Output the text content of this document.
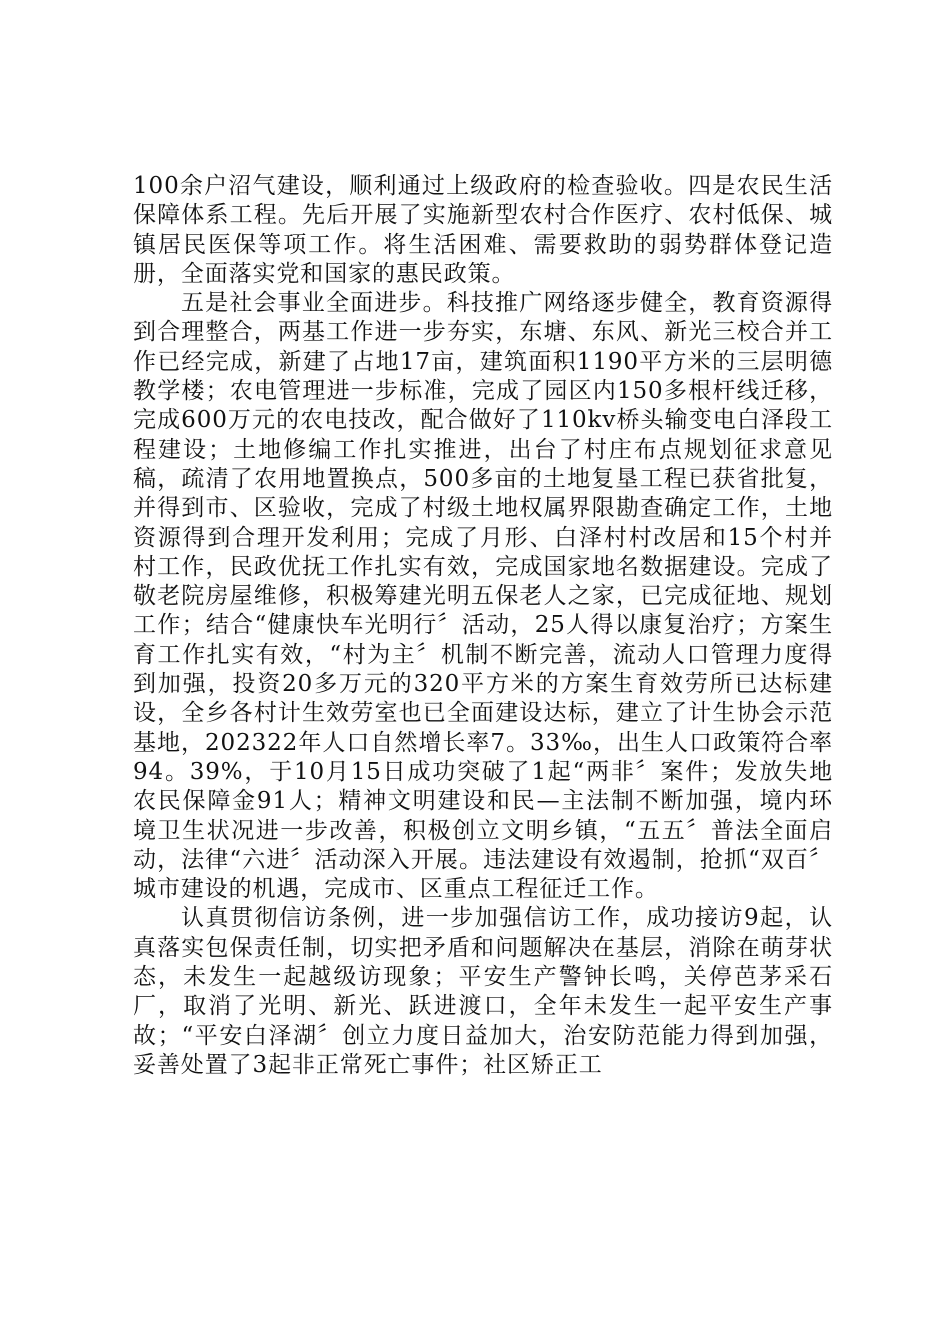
100余户沼气建设，顺利通过上级政府的检查验收。四是农民生活保障体系工程。先后开展了实施新型农村合作医疗、农村低保、城镇居民医保等项工作。将生活困难、需要救助的弱势群体登记造册，全面落实党和国家的惠民政策。

五是社会事业全面进步。科技推广网络逐步健全，教育资源得到合理整合，两基工作进一步夯实，东塘、东风、新光三校合并工作已经完成，新建了占地17亩，建筑面积1190平方米的三层明德教学楼；农电管理进一步标准，完成了园区内150多根杆线迁移，完成600万元的农电技改，配合做好了110kv桥头输变电白泽段工程建设；土地修编工作扎实推进，出台了村庄布点规划征求意见稿，疏清了农用地置换点，500多亩的土地复垦工程已获省批复，并得到市、区验收，完成了村级土地权属界限勘查确定工作，土地资源得到合理开发利用；完成了月形、白泽村村改居和15个村并村工作，民政优抚工作扎实有效，完成国家地名数据建设。完成了敬老院房屋维修，积极筹建光明五保老人之家，已完成征地、规划工作；结合“健康快车光明行〞活动，25人得以康复治疗；方案生育工作扎实有效，“村为主〞机制不断完善，流动人口管理力度得到加强，投资20多万元的320平方米的方案生育效劳所已达标建设，全乡各村计生效劳室也已全面建设达标，建立了计生协会示范基地，202322年人口自然增长率7。33‰，出生人口政策符合率94。39%，于10月15日成功突破了1起“两非〞案件；发放失地农民保障金91人；精神文明建设和民—主法制不断加强，境内环境卫生状况进一步改善，积极创立文明乡镇，“五五〞普法全面启动，法律“六进〞活动深入开展。违法建设有效遏制，抢抓“双百〞城市建设的机遇，完成市、区重点工程征迁工作。

认真贯彻信访条例，进一步加强信访工作，成功接访9起，认真落实包保责任制，切实把矛盾和问题解决在基层，消除在萌芽状态，未发生一起越级访现象；平安生产警钟长鸣，关停芭茅采石厂，取消了光明、新光、跃进渡口，全年未发生一起平安生产事故；“平安白泽湖〞创立力度日益加大，治安防范能力得到加强，妥善处置了3起非正常死亡事件；社区矫正工
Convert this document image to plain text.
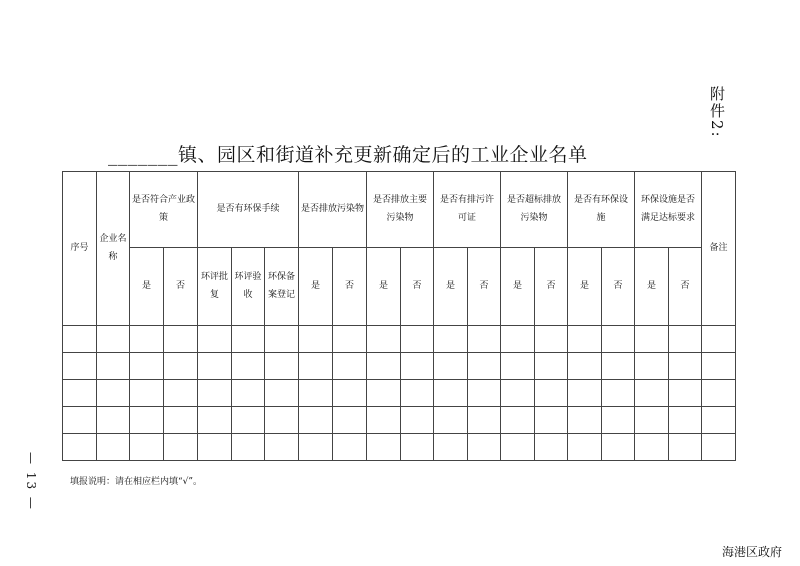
附件2:
_______镇、园区和街道补充更新确定后的工业企业名单
— 13 —
序号	企业名称	是否符合产业政策		是否有环保手续			是否排放污染物		是否排放主要污染物		是否有排污许可证		是否超标排放污染物		是否有环保设施		环保设施是否满足达标要求		备注
		是	否	环评批复	环评验收	环保备案登记	是	否	是	否	是	否	是	否	是	否	是	否	

填报说明：请在相应栏内填“√”。
海港区政府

------------------------------------------------

## WHAT THE TASK ASKS
Write out the listing above exactly as it stands, pictures excluded.

## ANSWER TO THIS TASK
Output the text content of this document.
100余户沼气建设，顺利通过上级政府的检查验收。四是农民生活保障体系工程。先后开展了实施新型农村合作医疗、农村低保、城镇居民医保等项工作。将生活困难、需要救助的弱势群体登记造册，全面落实党和国家的惠民政策。

五是社会事业全面进步。科技推广网络逐步健全，教育资源得到合理整合，两基工作进一步夯实，东塘、东风、新光三校合并工作已经完成，新建了占地17亩，建筑面积1190平方米的三层明德教学楼；农电管理进一步标准，完成了园区内150多根杆线迁移，完成600万元的农电技改，配合做好了110kv桥头输变电白泽段工程建设；土地修编工作扎实推进，出台了村庄布点规划征求意见稿，疏清了农用地置换点，500多亩的土地复垦工程已获省批复，并得到市、区验收，完成了村级土地权属界限勘查确定工作，土地资源得到合理开发利用；完成了月形、白泽村村改居和15个村并村工作，民政优抚工作扎实有效，完成国家地名数据建设。完成了敬老院房屋维修，积极筹建光明五保老人之家，已完成征地、规划工作；结合“健康快车光明行〞活动，25人得以康复治疗；方案生育工作扎实有效，“村为主〞机制不断完善，流动人口管理力度得到加强，投资20多万元的320平方米的方案生育效劳所已达标建设，全乡各村计生效劳室也已全面建设达标，建立了计生协会示范基地，202322年人口自然增长率7。33‰，出生人口政策符合率94。39%，于10月15日成功突破了1起“两非〞案件；发放失地农民保障金91人；精神文明建设和民—主法制不断加强，境内环境卫生状况进一步改善，积极创立文明乡镇，“五五〞普法全面启动，法律“六进〞活动深入开展。违法建设有效遏制，抢抓“双百〞城市建设的机遇，完成市、区重点工程征迁工作。

认真贯彻信访条例，进一步加强信访工作，成功接访9起，认真落实包保责任制，切实把矛盾和问题解决在基层，消除在萌芽状态，未发生一起越级访现象；平安生产警钟长鸣，关停芭茅采石厂，取消了光明、新光、跃进渡口，全年未发生一起平安生产事故；“平安白泽湖〞创立力度日益加大，治安防范能力得到加强，妥善处置了3起非正常死亡事件；社区矫正工
Convert this document image to plain text.
附件2:
_______镇、园区和街道补充更新确定后的工业企业名单
— 13 —
序号	企业名称	是否符合产业政策		是否有环保手续			是否排放污染物		是否排放主要污染物		是否有排污许可证		是否超标排放污染物		是否有环保设施		环保设施是否满足达标要求		备注
		是	否	环评批复	环评验收	环保备案登记	是	否	是	否	是	否	是	否	是	否	是	否	

填报说明：请在相应栏内填“√”。
海港区政府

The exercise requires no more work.